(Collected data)
──────────
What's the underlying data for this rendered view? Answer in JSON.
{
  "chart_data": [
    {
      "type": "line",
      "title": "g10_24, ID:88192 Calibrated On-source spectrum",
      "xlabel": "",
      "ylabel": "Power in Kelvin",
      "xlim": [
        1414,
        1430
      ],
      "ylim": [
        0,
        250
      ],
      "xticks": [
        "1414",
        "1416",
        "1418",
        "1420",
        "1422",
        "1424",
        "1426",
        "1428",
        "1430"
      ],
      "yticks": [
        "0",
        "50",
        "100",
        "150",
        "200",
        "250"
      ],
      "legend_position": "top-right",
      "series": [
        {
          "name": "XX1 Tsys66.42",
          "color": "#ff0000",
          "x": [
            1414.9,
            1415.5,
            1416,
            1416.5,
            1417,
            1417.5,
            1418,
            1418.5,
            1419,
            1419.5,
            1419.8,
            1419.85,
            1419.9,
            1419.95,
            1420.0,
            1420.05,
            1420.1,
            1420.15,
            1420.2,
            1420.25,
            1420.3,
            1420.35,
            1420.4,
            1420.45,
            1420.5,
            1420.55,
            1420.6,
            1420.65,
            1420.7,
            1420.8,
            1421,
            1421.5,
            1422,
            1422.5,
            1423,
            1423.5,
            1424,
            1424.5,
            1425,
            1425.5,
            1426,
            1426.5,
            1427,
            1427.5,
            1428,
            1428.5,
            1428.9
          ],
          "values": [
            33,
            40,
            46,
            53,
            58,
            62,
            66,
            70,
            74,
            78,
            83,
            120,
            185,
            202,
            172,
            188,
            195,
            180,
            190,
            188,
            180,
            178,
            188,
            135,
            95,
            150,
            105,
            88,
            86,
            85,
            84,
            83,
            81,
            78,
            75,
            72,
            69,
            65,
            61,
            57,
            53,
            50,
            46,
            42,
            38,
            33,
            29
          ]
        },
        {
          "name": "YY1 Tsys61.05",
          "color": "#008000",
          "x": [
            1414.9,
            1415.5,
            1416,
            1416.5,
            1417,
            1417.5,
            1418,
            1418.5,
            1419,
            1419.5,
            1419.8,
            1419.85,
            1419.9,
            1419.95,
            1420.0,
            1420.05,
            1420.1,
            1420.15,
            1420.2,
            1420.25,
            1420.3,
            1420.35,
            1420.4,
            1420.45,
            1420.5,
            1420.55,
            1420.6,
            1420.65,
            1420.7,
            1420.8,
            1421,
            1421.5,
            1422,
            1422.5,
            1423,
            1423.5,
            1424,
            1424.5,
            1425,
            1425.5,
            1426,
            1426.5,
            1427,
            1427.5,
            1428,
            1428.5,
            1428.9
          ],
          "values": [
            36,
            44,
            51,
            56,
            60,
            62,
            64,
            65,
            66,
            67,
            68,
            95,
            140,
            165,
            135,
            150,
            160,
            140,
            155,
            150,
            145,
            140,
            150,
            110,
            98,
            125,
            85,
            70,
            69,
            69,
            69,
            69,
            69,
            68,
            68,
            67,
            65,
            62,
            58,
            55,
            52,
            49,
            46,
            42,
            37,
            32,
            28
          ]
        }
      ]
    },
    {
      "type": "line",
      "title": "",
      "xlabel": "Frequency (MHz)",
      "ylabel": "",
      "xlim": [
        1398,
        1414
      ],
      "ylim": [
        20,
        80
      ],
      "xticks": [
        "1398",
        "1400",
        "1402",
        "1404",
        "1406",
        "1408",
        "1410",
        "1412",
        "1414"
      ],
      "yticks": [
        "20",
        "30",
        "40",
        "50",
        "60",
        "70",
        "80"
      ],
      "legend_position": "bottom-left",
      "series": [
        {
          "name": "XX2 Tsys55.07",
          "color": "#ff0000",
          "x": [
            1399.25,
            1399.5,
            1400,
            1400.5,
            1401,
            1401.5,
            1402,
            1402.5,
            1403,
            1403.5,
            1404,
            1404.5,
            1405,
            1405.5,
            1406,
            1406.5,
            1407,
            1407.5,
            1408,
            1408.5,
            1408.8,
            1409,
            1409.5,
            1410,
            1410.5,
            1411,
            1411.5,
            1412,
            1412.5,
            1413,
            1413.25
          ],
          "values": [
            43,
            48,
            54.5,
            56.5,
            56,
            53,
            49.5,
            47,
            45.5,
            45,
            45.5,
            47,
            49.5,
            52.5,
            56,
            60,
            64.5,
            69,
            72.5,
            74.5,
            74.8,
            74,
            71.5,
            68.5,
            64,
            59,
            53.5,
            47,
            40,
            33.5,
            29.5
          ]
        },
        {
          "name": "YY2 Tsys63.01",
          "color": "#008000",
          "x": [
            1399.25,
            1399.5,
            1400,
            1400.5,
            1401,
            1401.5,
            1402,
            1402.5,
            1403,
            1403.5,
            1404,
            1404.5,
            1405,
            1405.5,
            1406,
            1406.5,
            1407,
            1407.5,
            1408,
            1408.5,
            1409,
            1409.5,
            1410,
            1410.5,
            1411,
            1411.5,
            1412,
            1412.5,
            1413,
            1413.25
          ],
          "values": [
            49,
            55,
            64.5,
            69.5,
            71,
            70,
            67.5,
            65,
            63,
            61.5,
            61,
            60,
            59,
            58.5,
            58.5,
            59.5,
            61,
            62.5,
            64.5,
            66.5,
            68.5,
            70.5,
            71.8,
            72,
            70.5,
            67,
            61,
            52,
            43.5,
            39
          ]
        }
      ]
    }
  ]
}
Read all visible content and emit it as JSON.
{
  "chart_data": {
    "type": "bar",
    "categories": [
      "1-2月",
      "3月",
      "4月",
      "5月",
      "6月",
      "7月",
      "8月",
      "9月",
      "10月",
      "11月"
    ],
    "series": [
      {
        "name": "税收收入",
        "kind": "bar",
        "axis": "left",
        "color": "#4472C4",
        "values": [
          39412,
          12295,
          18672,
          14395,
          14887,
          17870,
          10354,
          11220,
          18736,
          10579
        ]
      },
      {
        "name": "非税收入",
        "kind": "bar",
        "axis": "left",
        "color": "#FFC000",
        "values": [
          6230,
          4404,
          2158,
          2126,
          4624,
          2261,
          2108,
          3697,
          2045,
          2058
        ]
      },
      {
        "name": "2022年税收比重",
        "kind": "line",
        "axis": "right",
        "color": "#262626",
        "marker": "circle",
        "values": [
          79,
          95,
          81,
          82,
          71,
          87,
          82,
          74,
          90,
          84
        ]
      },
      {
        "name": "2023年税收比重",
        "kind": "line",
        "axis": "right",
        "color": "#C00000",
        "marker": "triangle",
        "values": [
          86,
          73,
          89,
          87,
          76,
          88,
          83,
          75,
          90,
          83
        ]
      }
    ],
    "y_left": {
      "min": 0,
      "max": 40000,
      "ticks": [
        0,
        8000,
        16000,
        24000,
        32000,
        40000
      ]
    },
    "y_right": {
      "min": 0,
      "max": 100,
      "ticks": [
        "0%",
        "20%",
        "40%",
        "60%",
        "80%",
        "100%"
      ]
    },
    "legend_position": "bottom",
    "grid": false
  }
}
──────────
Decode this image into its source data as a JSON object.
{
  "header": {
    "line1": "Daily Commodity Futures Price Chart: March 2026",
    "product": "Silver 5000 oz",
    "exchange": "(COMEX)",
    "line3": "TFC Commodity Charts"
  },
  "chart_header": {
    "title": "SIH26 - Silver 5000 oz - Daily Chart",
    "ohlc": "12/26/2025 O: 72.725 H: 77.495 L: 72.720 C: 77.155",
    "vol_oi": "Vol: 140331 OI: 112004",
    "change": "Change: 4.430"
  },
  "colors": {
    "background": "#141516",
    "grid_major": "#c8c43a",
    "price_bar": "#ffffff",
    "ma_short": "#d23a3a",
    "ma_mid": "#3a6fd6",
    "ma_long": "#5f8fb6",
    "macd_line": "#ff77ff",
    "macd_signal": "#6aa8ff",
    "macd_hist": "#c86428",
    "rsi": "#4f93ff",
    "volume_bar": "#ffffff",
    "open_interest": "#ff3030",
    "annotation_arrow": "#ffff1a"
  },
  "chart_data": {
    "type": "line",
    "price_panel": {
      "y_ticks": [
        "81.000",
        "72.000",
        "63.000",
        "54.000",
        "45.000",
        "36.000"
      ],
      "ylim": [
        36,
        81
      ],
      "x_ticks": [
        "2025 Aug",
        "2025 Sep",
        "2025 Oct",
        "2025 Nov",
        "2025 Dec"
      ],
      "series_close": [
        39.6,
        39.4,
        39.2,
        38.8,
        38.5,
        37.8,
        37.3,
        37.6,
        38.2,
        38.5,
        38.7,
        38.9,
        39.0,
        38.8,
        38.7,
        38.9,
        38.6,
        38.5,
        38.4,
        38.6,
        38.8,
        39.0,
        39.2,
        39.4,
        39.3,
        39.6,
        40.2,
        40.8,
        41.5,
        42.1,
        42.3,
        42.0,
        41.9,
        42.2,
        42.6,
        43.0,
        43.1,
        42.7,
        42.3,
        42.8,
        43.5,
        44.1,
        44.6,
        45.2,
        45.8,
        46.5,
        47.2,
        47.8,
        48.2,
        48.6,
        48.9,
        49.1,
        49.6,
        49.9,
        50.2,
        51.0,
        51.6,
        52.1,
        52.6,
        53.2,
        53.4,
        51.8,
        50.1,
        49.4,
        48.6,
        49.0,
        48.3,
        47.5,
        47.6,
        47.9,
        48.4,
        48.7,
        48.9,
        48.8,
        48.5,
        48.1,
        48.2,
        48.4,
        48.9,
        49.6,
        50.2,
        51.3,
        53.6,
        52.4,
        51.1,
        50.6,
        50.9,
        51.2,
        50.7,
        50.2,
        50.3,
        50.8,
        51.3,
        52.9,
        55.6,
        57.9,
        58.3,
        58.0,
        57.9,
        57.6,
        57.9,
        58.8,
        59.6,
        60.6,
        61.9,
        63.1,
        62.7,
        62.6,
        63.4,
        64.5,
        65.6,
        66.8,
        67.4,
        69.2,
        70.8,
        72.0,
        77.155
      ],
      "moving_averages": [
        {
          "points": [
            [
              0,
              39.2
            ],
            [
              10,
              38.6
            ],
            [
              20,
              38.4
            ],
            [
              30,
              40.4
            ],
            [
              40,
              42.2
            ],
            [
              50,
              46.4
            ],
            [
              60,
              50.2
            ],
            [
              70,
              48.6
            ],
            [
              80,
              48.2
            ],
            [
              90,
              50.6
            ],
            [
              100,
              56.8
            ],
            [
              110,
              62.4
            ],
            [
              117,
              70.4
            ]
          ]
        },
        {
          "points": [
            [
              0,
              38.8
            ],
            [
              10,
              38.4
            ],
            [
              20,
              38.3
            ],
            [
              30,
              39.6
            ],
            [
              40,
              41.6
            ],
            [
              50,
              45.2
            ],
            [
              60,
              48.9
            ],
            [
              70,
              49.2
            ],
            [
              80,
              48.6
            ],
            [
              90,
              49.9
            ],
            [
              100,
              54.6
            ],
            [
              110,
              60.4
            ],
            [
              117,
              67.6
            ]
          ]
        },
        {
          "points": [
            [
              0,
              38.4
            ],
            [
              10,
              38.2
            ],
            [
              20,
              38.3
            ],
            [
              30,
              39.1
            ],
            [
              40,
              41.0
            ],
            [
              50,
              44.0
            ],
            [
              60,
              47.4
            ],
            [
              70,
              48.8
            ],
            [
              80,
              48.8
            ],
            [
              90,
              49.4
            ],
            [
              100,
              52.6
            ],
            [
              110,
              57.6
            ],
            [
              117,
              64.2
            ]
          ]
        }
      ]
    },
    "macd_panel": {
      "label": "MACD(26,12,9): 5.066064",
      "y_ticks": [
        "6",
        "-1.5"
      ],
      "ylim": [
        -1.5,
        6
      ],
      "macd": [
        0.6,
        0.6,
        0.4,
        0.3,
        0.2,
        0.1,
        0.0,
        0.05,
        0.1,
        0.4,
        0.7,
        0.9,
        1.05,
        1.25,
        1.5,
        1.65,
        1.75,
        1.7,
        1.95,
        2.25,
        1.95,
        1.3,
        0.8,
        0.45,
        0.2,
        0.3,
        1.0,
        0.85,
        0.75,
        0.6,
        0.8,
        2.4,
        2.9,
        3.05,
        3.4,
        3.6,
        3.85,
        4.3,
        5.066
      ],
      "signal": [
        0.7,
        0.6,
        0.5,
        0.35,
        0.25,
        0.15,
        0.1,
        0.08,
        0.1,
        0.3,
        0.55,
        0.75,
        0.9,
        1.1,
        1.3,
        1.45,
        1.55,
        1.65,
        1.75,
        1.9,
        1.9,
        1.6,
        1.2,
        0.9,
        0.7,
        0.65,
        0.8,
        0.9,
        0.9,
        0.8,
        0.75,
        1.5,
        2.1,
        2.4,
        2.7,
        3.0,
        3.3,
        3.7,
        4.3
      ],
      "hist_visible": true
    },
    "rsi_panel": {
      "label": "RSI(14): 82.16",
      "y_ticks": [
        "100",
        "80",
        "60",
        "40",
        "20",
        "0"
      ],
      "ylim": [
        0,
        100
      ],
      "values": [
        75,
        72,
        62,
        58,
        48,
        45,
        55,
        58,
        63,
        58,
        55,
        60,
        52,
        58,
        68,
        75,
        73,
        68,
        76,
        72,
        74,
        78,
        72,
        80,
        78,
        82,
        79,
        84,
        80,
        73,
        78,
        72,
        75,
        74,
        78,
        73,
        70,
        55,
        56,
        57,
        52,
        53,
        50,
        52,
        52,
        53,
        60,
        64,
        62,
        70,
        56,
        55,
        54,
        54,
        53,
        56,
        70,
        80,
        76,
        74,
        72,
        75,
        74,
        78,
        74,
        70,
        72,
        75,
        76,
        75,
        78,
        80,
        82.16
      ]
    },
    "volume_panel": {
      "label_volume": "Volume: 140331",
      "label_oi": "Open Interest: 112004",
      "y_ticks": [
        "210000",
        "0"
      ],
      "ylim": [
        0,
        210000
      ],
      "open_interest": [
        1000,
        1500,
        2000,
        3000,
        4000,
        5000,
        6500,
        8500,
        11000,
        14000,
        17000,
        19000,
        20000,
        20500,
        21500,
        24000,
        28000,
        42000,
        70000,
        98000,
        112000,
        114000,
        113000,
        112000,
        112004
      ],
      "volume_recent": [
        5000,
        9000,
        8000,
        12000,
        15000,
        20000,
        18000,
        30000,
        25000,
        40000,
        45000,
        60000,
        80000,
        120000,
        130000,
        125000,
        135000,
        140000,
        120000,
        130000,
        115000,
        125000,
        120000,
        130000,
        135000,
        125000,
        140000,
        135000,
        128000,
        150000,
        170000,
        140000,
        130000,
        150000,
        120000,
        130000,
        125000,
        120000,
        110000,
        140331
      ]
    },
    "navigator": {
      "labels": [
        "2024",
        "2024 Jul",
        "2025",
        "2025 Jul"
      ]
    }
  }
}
──────────
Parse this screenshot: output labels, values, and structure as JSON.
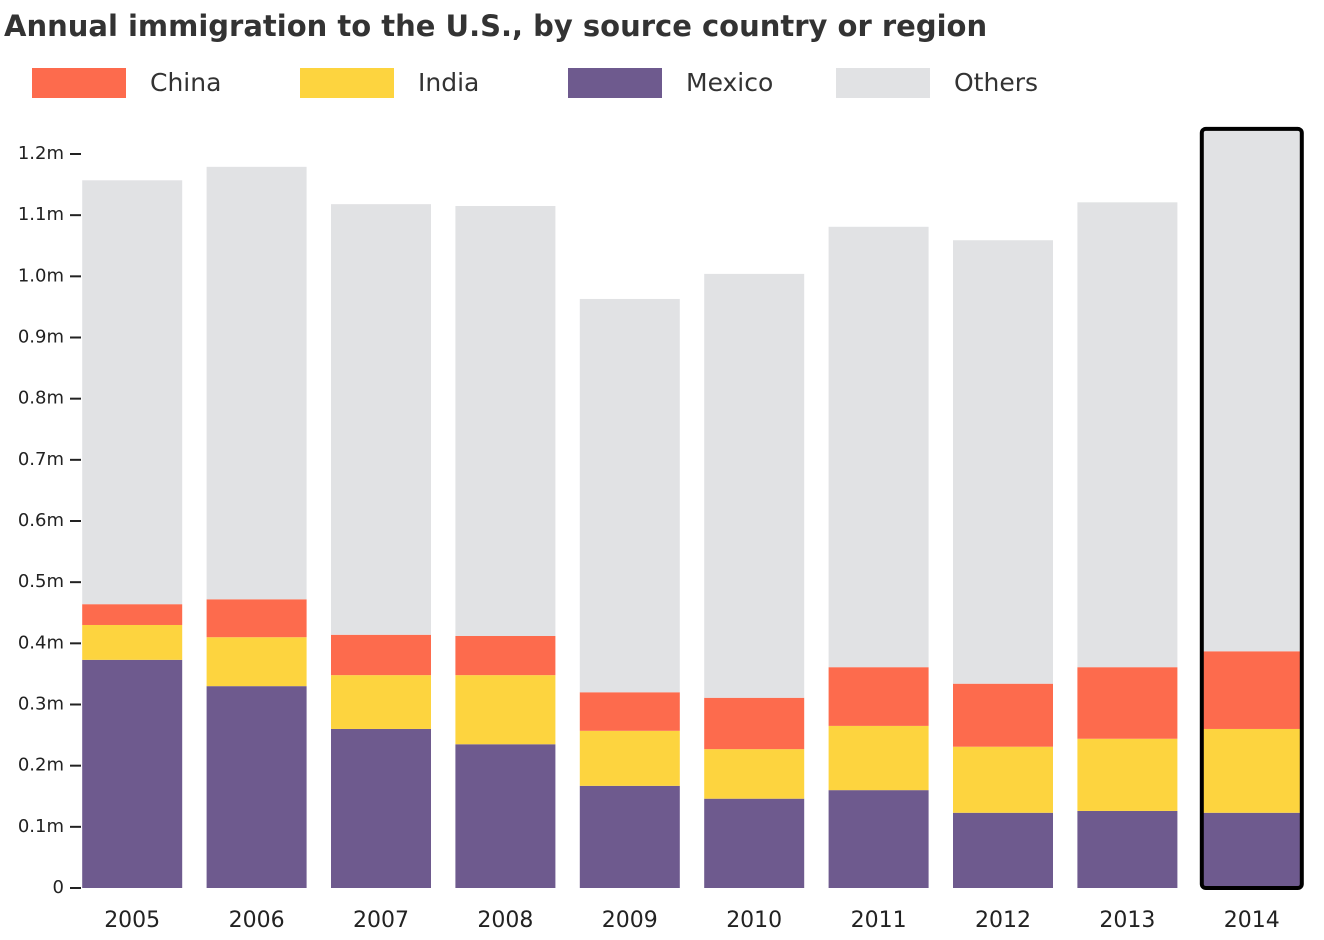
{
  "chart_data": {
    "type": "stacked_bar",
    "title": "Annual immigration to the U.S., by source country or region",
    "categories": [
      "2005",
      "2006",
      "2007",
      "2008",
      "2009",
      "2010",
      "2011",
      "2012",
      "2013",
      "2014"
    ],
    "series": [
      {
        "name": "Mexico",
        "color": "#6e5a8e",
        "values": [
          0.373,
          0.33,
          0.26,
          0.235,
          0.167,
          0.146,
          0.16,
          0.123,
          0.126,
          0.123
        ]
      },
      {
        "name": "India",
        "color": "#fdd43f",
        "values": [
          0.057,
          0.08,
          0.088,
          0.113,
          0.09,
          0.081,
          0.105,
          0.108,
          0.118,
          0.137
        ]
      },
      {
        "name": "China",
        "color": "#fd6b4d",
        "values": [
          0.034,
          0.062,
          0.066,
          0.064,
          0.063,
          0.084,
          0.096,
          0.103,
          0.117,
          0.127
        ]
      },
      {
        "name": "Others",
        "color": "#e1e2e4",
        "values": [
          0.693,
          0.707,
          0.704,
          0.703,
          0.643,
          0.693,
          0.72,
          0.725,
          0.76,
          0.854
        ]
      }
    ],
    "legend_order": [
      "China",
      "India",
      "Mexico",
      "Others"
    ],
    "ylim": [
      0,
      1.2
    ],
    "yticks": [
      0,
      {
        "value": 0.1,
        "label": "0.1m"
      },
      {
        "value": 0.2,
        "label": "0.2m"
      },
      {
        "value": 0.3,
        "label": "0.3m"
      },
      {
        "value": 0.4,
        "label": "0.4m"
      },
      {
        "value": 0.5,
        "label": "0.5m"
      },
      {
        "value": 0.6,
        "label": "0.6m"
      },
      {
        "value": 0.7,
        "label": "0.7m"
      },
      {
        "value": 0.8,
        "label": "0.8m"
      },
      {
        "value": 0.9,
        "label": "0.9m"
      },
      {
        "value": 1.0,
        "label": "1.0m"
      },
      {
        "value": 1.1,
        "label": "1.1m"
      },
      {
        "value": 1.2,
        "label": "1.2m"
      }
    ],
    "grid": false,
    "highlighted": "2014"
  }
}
──────────
- Stated task
In the material above, find each line that contains the word "Silver", and select it.

- Reply
    "product": "Silver 5000 oz",
    "title": "SIH26 - Silver 5000 oz - Daily Chart",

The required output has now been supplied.